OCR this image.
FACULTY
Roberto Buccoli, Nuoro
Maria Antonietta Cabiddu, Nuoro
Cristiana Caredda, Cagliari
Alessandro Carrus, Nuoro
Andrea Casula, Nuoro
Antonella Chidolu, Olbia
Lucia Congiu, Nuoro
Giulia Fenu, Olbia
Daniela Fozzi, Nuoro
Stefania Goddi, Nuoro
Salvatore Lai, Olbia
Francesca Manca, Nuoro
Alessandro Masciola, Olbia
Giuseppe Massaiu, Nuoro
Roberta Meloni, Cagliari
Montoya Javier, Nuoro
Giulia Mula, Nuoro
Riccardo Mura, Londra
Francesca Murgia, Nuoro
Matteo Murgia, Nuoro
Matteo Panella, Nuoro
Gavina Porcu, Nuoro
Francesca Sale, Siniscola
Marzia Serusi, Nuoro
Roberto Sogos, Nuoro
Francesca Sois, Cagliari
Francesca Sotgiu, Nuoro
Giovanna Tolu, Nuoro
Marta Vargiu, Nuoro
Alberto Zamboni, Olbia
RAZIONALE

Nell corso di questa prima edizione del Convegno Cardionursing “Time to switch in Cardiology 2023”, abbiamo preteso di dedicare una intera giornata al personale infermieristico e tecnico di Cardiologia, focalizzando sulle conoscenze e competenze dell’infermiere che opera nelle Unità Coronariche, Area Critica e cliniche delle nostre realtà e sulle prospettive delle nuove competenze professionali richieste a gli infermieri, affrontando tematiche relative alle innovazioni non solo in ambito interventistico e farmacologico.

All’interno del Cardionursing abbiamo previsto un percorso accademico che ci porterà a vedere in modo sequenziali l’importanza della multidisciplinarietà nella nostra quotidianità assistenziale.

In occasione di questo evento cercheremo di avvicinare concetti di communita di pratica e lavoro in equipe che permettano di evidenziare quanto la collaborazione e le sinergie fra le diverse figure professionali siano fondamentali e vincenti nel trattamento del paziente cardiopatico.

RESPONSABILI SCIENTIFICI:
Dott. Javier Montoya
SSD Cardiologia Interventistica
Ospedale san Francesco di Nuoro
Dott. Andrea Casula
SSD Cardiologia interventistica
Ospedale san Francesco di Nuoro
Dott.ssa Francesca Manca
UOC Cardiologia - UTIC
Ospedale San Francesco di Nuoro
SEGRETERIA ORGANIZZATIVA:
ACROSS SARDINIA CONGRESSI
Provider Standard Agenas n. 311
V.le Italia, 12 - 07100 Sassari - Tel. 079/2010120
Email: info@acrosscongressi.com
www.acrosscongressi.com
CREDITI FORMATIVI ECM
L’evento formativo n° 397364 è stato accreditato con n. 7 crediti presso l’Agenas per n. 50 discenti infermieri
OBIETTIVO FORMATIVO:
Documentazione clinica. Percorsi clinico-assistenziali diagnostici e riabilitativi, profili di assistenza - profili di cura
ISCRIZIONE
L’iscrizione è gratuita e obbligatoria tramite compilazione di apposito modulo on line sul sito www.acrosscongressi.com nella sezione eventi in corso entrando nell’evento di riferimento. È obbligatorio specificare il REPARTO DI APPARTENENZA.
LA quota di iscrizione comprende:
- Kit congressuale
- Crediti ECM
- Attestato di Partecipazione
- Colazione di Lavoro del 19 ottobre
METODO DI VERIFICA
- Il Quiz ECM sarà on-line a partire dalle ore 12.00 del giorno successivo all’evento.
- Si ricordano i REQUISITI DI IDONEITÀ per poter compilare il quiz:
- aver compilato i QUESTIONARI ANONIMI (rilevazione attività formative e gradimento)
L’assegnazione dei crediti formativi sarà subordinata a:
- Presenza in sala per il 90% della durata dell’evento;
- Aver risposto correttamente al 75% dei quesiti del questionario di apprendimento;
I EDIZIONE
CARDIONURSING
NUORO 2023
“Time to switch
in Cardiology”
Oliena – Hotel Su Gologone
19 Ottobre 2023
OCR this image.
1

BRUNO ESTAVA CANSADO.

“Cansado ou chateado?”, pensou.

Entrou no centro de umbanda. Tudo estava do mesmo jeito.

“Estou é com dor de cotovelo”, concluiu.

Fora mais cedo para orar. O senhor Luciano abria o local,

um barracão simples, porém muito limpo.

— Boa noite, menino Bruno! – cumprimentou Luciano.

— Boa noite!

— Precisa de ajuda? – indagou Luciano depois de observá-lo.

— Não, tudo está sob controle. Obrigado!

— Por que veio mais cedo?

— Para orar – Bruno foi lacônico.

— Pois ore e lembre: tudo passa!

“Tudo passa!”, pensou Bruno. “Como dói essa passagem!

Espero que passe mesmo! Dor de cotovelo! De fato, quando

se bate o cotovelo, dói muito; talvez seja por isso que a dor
* * *
**SET TASK:** Filter the entries down to the lines containing "Alessandro". Copy each of those lines.

**FINAL ANSWER:**
Alessandro Carrus, Nuoro
Alessandro Masciola, Olbia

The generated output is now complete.